Problem to solve:
Every line with the word "this" in it should be extracted from the data that follows.

[Dataset rows]
____

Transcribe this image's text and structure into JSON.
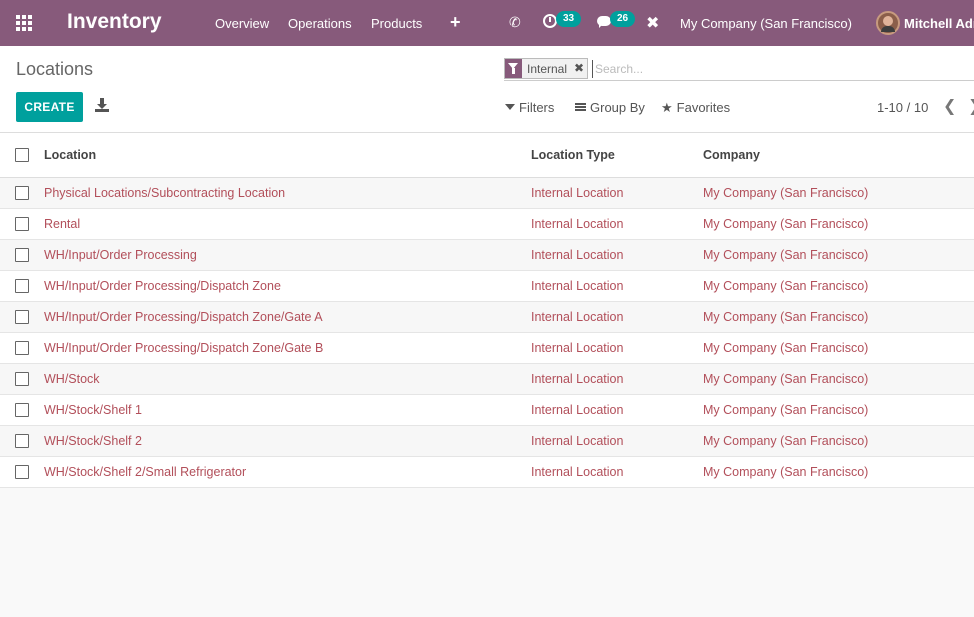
{
  "navbar": {
    "app_name": "Inventory",
    "menu": [
      "Overview",
      "Operations",
      "Products"
    ],
    "plus": "+",
    "activity_count": "33",
    "message_count": "26",
    "company": "My Company (San Francisco)",
    "user": "Mitchell Adr",
    "bg_color": "#875a7b"
  },
  "control": {
    "title": "Locations",
    "create_label": "CREATE",
    "facet_label": "Internal",
    "search_placeholder": "Search...",
    "filters_label": "Filters",
    "groupby_label": "Group By",
    "favorites_label": "Favorites",
    "pager": "1-10 / 10",
    "accent_color": "#00a09d"
  },
  "table": {
    "columns": [
      "Location",
      "Location Type",
      "Company"
    ],
    "rows": [
      [
        "Physical Locations/Subcontracting Location",
        "Internal Location",
        "My Company (San Francisco)"
      ],
      [
        "Rental",
        "Internal Location",
        "My Company (San Francisco)"
      ],
      [
        "WH/Input/Order Processing",
        "Internal Location",
        "My Company (San Francisco)"
      ],
      [
        "WH/Input/Order Processing/Dispatch Zone",
        "Internal Location",
        "My Company (San Francisco)"
      ],
      [
        "WH/Input/Order Processing/Dispatch Zone/Gate A",
        "Internal Location",
        "My Company (San Francisco)"
      ],
      [
        "WH/Input/Order Processing/Dispatch Zone/Gate B",
        "Internal Location",
        "My Company (San Francisco)"
      ],
      [
        "WH/Stock",
        "Internal Location",
        "My Company (San Francisco)"
      ],
      [
        "WH/Stock/Shelf 1",
        "Internal Location",
        "My Company (San Francisco)"
      ],
      [
        "WH/Stock/Shelf 2",
        "Internal Location",
        "My Company (San Francisco)"
      ],
      [
        "WH/Stock/Shelf 2/Small Refrigerator",
        "Internal Location",
        "My Company (San Francisco)"
      ]
    ]
  }
}
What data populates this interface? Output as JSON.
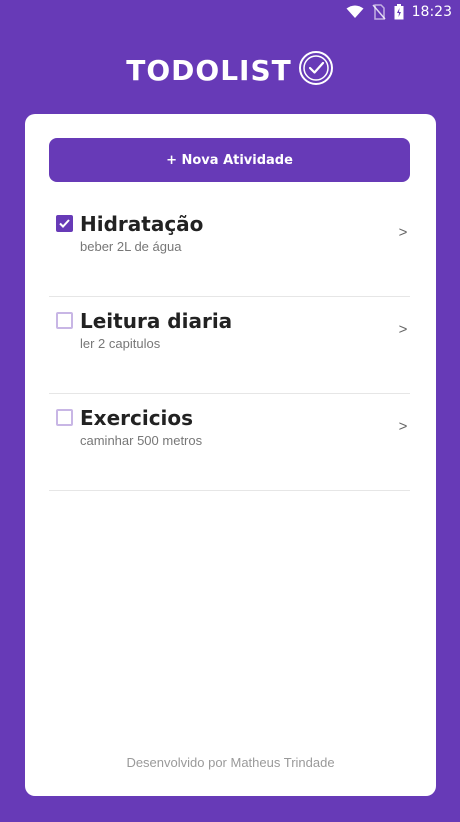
{
  "status_bar": {
    "time": "18:23",
    "icons": [
      "wifi-icon",
      "no-sim-icon",
      "battery-icon"
    ]
  },
  "logo": {
    "text": "TODOLIST",
    "icon": "check-circle-icon"
  },
  "colors": {
    "primary": "#673AB7",
    "card": "#FFFFFF"
  },
  "new_button_label": "+ Nova Atividade",
  "tasks": [
    {
      "title": "Hidratação",
      "subtitle": "beber 2L de água",
      "checked": true,
      "arrow": ">"
    },
    {
      "title": "Leitura diaria",
      "subtitle": "ler 2 capitulos",
      "checked": false,
      "arrow": ">"
    },
    {
      "title": "Exercicios",
      "subtitle": "caminhar 500 metros",
      "checked": false,
      "arrow": ">"
    }
  ],
  "footer": "Desenvolvido por Matheus Trindade"
}
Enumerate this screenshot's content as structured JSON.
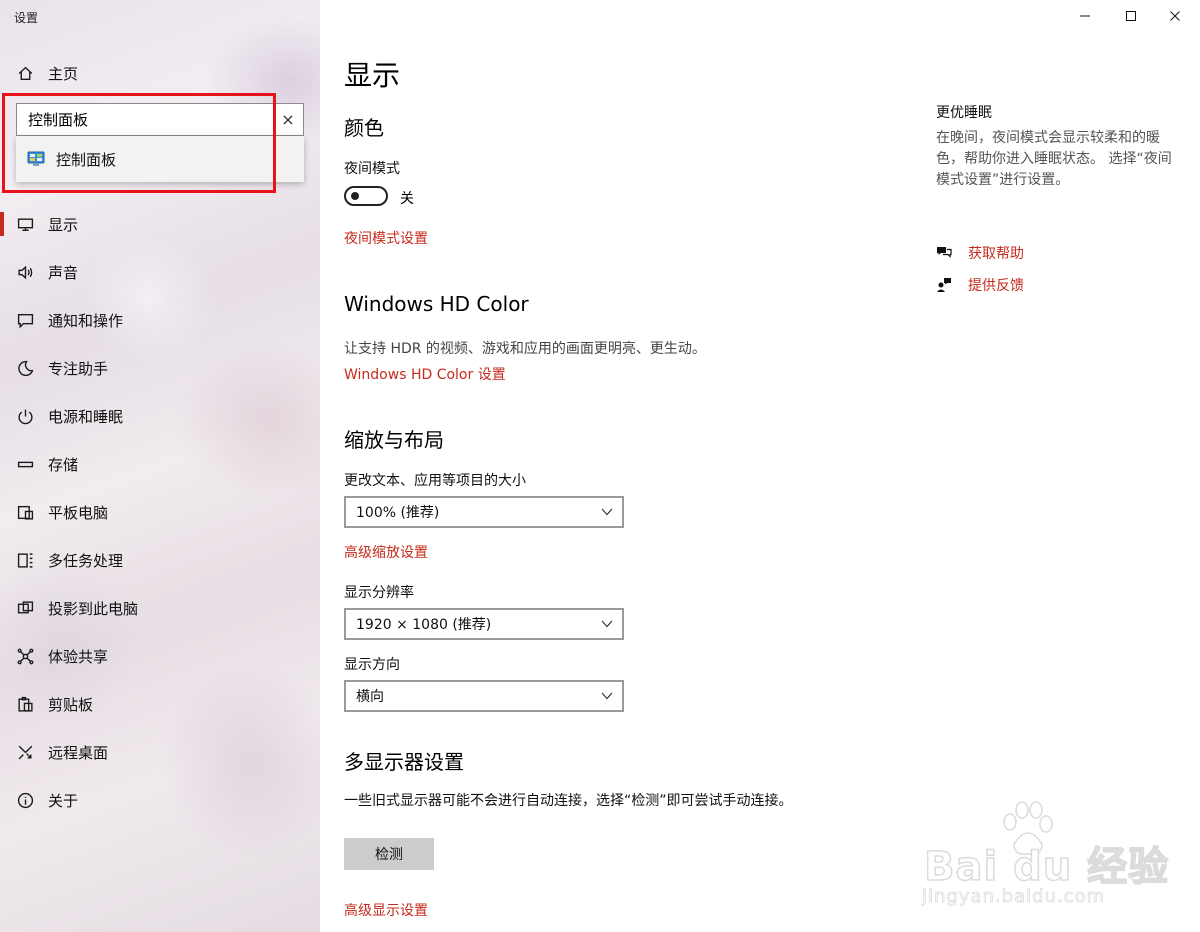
{
  "window": {
    "title": "设置"
  },
  "sidebar": {
    "home": "主页",
    "search": {
      "value": "控制面板",
      "clear": "×"
    },
    "suggestion": "控制面板",
    "items": [
      {
        "label": "显示",
        "icon": "monitor-icon"
      },
      {
        "label": "声音",
        "icon": "speaker-icon"
      },
      {
        "label": "通知和操作",
        "icon": "notification-icon"
      },
      {
        "label": "专注助手",
        "icon": "moon-icon"
      },
      {
        "label": "电源和睡眠",
        "icon": "power-icon"
      },
      {
        "label": "存储",
        "icon": "storage-icon"
      },
      {
        "label": "平板电脑",
        "icon": "tablet-icon"
      },
      {
        "label": "多任务处理",
        "icon": "multitask-icon"
      },
      {
        "label": "投影到此电脑",
        "icon": "project-icon"
      },
      {
        "label": "体验共享",
        "icon": "share-icon"
      },
      {
        "label": "剪贴板",
        "icon": "clipboard-icon"
      },
      {
        "label": "远程桌面",
        "icon": "remote-icon"
      },
      {
        "label": "关于",
        "icon": "info-icon"
      }
    ]
  },
  "main": {
    "title": "显示",
    "color": {
      "heading": "颜色",
      "night_label": "夜间模式",
      "night_state": "关",
      "night_link": "夜间模式设置"
    },
    "hdr": {
      "heading": "Windows HD Color",
      "desc": "让支持 HDR 的视频、游戏和应用的画面更明亮、更生动。",
      "link": "Windows HD Color 设置"
    },
    "scale": {
      "heading": "缩放与布局",
      "size_label": "更改文本、应用等项目的大小",
      "size_value": "100% (推荐)",
      "adv_link": "高级缩放设置",
      "res_label": "显示分辨率",
      "res_value": "1920 × 1080 (推荐)",
      "orient_label": "显示方向",
      "orient_value": "横向"
    },
    "multi": {
      "heading": "多显示器设置",
      "desc": "一些旧式显示器可能不会进行自动连接，选择“检测”即可尝试手动连接。",
      "detect": "检测",
      "adv_link": "高级显示设置"
    }
  },
  "right": {
    "title": "更优睡眠",
    "desc": "在晚间，夜间模式会显示较柔和的暖色，帮助你进入睡眠状态。 选择“夜间模式设置”进行设置。",
    "help": "获取帮助",
    "feedback": "提供反馈"
  },
  "watermark": {
    "brand": "Bai du 经验",
    "sub": "jingyan.baidu.com"
  },
  "colors": {
    "accent": "#c42b1c",
    "highlight": "#e8131a"
  }
}
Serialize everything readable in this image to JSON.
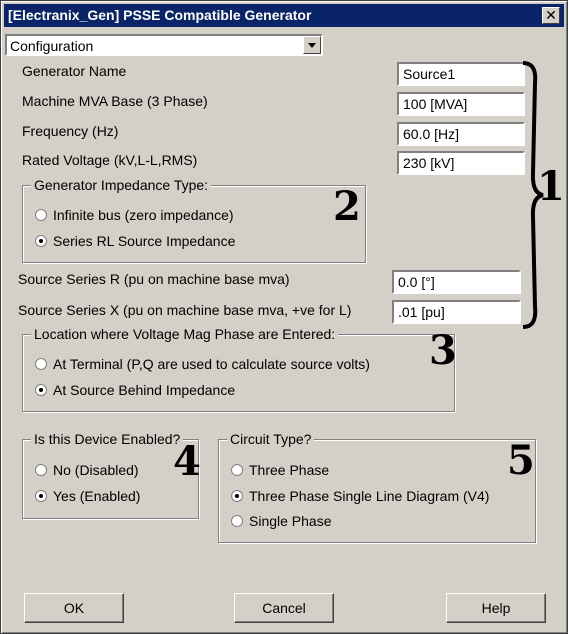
{
  "window": {
    "title": "[Electranix_Gen] PSSE Compatible Generator",
    "close_glyph": "✕"
  },
  "config_select": {
    "value": "Configuration"
  },
  "fields": [
    {
      "label": "Generator Name",
      "value": "Source1"
    },
    {
      "label": "Machine MVA Base (3 Phase)",
      "value": "100 [MVA]"
    },
    {
      "label": "Frequency (Hz)",
      "value": "60.0 [Hz]"
    },
    {
      "label": "Rated Voltage (kV,L-L,RMS)",
      "value": "230 [kV]"
    }
  ],
  "impedance_group": {
    "title": "Generator Impedance Type:",
    "options": [
      {
        "label": "Infinite bus (zero impedance)",
        "checked": false
      },
      {
        "label": "Series RL Source Impedance",
        "checked": true
      }
    ]
  },
  "series_fields": [
    {
      "label": "Source Series R (pu on machine base mva)",
      "value": "0.0 [°]"
    },
    {
      "label": "Source Series X (pu on machine base mva, +ve for L)",
      "value": ".01 [pu]"
    }
  ],
  "location_group": {
    "title": "Location where Voltage Mag  Phase are Entered:",
    "options": [
      {
        "label": "At Terminal (P,Q are used to calculate source volts)",
        "checked": false
      },
      {
        "label": "At Source Behind Impedance",
        "checked": true
      }
    ]
  },
  "enabled_group": {
    "title": "Is this Device Enabled?",
    "options": [
      {
        "label": "No (Disabled)",
        "checked": false
      },
      {
        "label": "Yes (Enabled)",
        "checked": true
      }
    ]
  },
  "circuit_group": {
    "title": "Circuit Type?",
    "options": [
      {
        "label": "Three Phase",
        "checked": false
      },
      {
        "label": "Three Phase Single Line Diagram (V4)",
        "checked": true
      },
      {
        "label": "Single Phase",
        "checked": false
      }
    ]
  },
  "annotations": [
    "1",
    "2",
    "3",
    "4",
    "5"
  ],
  "buttons": {
    "ok": "OK",
    "cancel": "Cancel",
    "help": "Help"
  }
}
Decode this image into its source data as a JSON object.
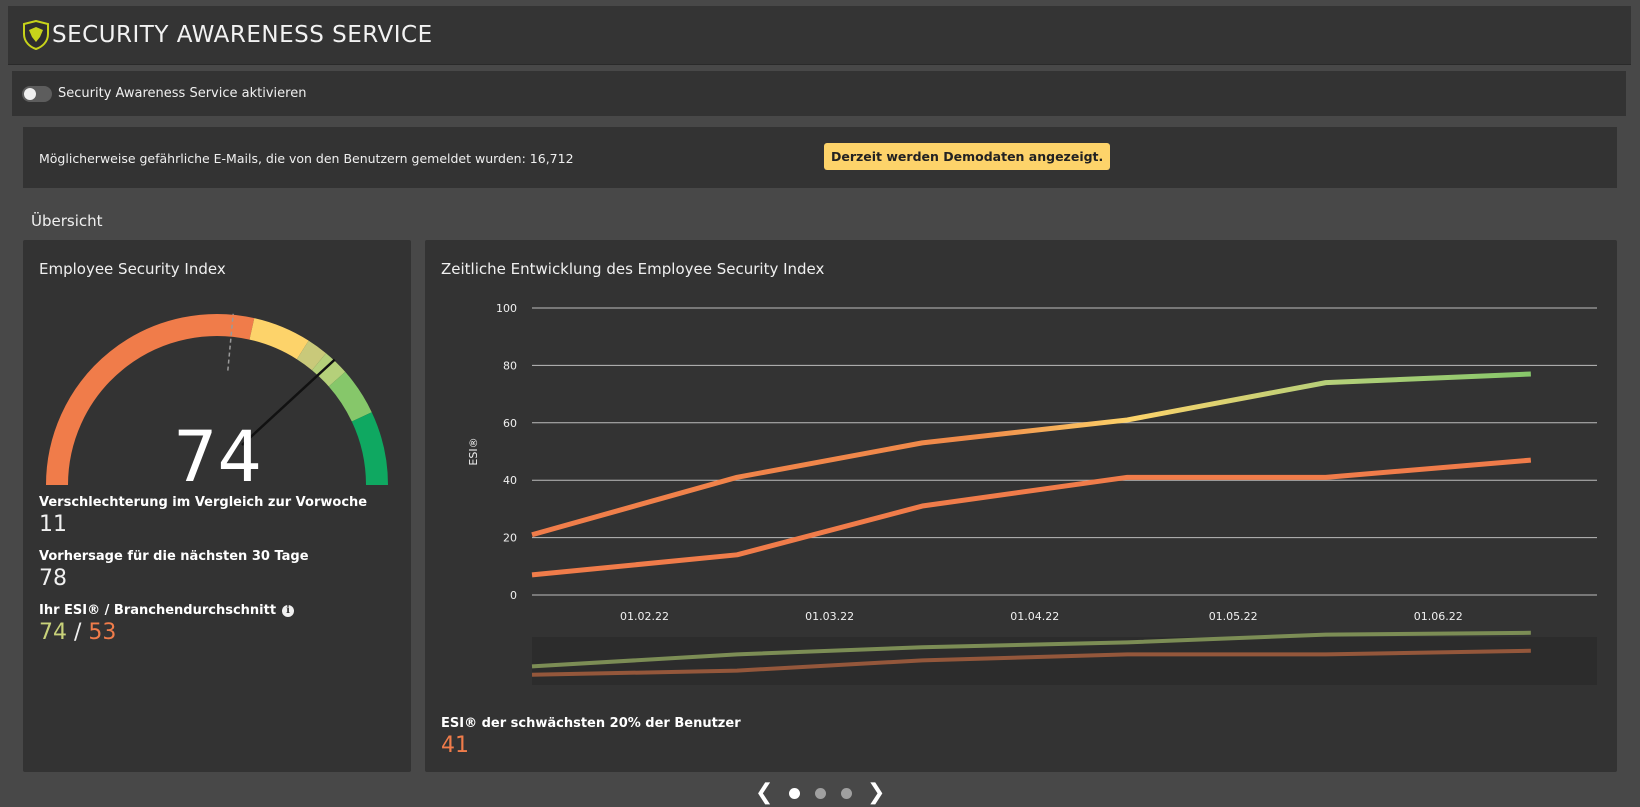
{
  "header": {
    "title": "SECURITY AWARENESS SERVICE",
    "logo_icon": "shield-logo-icon"
  },
  "toggle": {
    "label": "Security Awareness Service aktivieren",
    "enabled": false
  },
  "info": {
    "reported_text": "Möglicherweise gefährliche E-Mails, die von den Benutzern gemeldet wurden: 16,712",
    "demo_badge": "Derzeit werden Demodaten angezeigt."
  },
  "overview": {
    "title": "Übersicht"
  },
  "esi_card": {
    "title": "Employee Security Index",
    "value": "74",
    "gauge_value": 74,
    "gauge_reference": 53,
    "decline_label": "Verschlechterung im Vergleich zur Vorwoche",
    "decline_value": "11",
    "forecast_label": "Vorhersage für die nächsten 30 Tage",
    "forecast_value": "78",
    "comparison_label": "Ihr ESI® / Branchendurchschnitt",
    "your_esi": "74",
    "separator": "/",
    "industry_avg": "53",
    "colors": {
      "your": "#c9d27a",
      "industry": "#f07c4a"
    }
  },
  "trend_card": {
    "title": "Zeitliche Entwicklung des Employee Security Index",
    "weakest_label": "ESI® der schwächsten 20% der Benutzer",
    "weakest_value": "41"
  },
  "chart_data": {
    "type": "line",
    "ylabel": "ESI®",
    "ylim": [
      0,
      100
    ],
    "yticks": [
      "0",
      "20",
      "40",
      "60",
      "80",
      "100"
    ],
    "grid": true,
    "xticks": [
      "01.02.22",
      "01.03.22",
      "01.04.22",
      "01.05.22",
      "01.06.22"
    ],
    "series": [
      {
        "x": [
          "2022-01-15",
          "2022-02-15",
          "2022-03-15",
          "2022-04-15",
          "2022-05-15",
          "2022-06-15"
        ],
        "values": [
          21,
          41,
          53,
          61,
          74,
          77
        ]
      },
      {
        "x": [
          "2022-01-15",
          "2022-02-15",
          "2022-03-15",
          "2022-04-15",
          "2022-05-15",
          "2022-06-15"
        ],
        "values": [
          7,
          14,
          31,
          41,
          41,
          47
        ]
      }
    ]
  },
  "pager": {
    "pages": 3,
    "active": 1,
    "prev_icon": "chevron-left-icon",
    "next_icon": "chevron-right-icon"
  }
}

____

Output below:
Transcribe this image's text and structure into JSON.
What data populates this interface? Output as JSON.
Enumerate this screenshot's content as structured JSON.
Serialize everything readable in this image to JSON.
    "title": "Is this Device Enabled?",
Decode this image into its source data as a JSON object.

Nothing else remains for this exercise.